WHAT YOU SHOULD DO —
Locate every line in the records below that holds the word "archiâtre" and return each one.
Start DATA SHOWN
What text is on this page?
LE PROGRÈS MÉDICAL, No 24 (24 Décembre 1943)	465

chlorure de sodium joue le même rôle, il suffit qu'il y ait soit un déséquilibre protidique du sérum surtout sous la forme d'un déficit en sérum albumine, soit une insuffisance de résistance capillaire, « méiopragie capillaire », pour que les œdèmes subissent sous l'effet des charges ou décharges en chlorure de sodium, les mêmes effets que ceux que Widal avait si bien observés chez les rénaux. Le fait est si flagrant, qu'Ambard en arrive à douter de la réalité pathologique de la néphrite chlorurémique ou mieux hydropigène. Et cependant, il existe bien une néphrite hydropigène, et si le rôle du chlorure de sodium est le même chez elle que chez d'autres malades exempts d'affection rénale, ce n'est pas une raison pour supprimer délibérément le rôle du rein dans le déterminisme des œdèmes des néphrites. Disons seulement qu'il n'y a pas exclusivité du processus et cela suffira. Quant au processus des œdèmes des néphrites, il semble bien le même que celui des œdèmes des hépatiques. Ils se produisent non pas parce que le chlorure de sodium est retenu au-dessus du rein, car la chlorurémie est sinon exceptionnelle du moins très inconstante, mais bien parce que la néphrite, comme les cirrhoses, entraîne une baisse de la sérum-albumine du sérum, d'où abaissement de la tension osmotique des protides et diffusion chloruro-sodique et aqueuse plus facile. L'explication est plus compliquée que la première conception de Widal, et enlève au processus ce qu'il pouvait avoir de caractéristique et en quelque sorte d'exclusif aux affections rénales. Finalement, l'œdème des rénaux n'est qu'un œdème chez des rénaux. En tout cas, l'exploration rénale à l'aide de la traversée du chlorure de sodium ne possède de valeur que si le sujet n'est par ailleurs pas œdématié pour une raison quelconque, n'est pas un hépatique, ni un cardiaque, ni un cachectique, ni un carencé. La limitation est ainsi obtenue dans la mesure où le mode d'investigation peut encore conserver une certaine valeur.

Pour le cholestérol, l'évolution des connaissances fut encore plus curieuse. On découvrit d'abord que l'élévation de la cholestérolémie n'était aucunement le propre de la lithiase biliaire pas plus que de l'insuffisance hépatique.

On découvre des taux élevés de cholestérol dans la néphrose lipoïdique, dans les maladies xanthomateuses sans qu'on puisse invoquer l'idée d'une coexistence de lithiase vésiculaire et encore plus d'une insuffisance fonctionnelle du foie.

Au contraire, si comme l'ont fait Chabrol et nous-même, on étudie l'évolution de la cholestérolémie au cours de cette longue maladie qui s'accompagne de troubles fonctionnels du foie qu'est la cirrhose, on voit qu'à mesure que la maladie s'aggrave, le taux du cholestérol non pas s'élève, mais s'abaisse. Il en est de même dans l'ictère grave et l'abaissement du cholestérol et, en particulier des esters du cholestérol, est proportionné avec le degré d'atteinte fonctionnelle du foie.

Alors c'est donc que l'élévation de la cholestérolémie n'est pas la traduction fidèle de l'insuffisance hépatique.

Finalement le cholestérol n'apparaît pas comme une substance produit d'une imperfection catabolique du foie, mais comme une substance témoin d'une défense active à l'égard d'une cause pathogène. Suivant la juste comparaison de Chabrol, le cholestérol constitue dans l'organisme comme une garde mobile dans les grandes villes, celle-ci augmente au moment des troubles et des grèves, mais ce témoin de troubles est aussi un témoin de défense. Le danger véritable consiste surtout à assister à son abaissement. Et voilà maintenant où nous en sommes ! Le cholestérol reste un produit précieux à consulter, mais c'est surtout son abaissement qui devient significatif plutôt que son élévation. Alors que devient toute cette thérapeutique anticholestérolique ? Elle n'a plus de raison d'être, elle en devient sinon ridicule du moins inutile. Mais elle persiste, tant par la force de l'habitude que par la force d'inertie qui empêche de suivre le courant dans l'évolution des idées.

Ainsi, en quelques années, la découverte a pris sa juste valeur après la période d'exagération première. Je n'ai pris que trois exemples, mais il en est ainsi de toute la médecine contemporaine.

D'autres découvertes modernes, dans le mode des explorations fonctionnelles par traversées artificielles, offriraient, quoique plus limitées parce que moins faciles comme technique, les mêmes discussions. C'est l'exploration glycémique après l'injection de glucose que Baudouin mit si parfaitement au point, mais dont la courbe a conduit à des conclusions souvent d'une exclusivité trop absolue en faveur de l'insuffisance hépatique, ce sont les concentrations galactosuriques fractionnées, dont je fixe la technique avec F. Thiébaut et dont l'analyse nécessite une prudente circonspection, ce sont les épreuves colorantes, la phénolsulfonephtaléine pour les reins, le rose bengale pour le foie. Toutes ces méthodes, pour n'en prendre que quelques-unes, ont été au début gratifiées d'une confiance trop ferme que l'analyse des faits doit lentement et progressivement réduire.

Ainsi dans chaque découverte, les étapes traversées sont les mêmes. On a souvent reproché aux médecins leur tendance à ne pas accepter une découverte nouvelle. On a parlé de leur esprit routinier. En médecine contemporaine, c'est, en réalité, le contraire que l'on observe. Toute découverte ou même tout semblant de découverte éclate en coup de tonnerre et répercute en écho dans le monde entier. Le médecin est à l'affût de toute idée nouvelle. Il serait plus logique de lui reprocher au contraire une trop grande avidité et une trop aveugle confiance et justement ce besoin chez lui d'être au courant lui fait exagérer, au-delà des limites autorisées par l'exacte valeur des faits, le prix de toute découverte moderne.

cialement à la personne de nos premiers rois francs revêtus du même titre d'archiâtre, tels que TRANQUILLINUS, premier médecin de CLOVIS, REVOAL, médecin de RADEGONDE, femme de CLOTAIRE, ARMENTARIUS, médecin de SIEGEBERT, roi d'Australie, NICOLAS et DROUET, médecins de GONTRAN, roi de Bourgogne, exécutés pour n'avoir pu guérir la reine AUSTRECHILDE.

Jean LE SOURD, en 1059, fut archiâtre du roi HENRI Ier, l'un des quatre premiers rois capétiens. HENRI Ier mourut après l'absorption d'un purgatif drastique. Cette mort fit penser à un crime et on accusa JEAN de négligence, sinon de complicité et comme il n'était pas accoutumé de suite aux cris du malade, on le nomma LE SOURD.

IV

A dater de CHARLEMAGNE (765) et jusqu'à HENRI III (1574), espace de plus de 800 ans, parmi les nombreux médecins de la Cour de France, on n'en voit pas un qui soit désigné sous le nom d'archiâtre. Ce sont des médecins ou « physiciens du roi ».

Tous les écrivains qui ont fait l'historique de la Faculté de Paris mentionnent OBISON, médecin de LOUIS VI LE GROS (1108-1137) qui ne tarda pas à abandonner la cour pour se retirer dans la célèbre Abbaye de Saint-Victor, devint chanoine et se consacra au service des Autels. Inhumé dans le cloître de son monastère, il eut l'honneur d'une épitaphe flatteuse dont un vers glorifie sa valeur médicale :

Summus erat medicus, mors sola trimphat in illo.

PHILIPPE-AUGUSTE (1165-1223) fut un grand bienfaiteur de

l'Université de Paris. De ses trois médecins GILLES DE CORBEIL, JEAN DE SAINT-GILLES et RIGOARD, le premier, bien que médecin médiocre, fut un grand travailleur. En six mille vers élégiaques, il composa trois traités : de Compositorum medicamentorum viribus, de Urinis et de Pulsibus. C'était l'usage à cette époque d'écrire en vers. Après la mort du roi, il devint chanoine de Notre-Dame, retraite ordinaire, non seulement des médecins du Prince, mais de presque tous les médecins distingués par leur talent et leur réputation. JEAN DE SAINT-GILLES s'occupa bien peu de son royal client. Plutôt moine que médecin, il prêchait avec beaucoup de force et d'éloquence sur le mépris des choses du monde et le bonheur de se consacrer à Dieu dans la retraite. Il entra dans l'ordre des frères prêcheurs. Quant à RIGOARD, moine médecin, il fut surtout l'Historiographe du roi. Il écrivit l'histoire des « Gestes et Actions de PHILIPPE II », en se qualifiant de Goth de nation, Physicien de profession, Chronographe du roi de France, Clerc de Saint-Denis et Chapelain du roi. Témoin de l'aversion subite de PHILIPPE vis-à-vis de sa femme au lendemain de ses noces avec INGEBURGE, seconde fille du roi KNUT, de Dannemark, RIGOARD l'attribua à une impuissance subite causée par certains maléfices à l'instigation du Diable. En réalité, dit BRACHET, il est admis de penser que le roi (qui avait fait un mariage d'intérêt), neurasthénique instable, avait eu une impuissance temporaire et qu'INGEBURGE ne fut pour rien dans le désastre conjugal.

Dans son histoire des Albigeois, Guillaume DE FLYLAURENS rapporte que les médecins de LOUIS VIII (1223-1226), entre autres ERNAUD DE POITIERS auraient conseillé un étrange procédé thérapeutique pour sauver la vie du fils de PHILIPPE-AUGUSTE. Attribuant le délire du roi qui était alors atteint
End DATA SHOWN
WRITTEN RESPONSE —
cialement à la personne de nos premiers rois francs revêtus du même titre d'archiâtre, tels que TRANQUILLINUS, premier médecin de CLOVIS, REVOAL, médecin de RADEGONDE, femme de CLOTAIRE, ARMENTARIUS, médecin de SIEGEBERT, roi d'Australie, NICOLAS et DROUET, médecins de GONTRAN, roi de Bourgogne, exécutés pour n'avoir pu guérir la reine AUSTRECHILDE.
Jean LE SOURD, en 1059, fut archiâtre du roi HENRI Ier, l'un des quatre premiers rois capétiens. HENRI Ier mourut après l'absorption d'un purgatif drastique. Cette mort fit penser à un crime et on accusa JEAN de négligence, sinon de complicité et comme il n'était pas accoutumé de suite aux cris du malade, on le nomma LE SOURD.
A dater de CHARLEMAGNE (765) et jusqu'à HENRI III (1574), espace de plus de 800 ans, parmi les nombreux médecins de la Cour de France, on n'en voit pas un qui soit désigné sous le nom d'archiâtre. Ce sont des médecins ou « physiciens du roi ».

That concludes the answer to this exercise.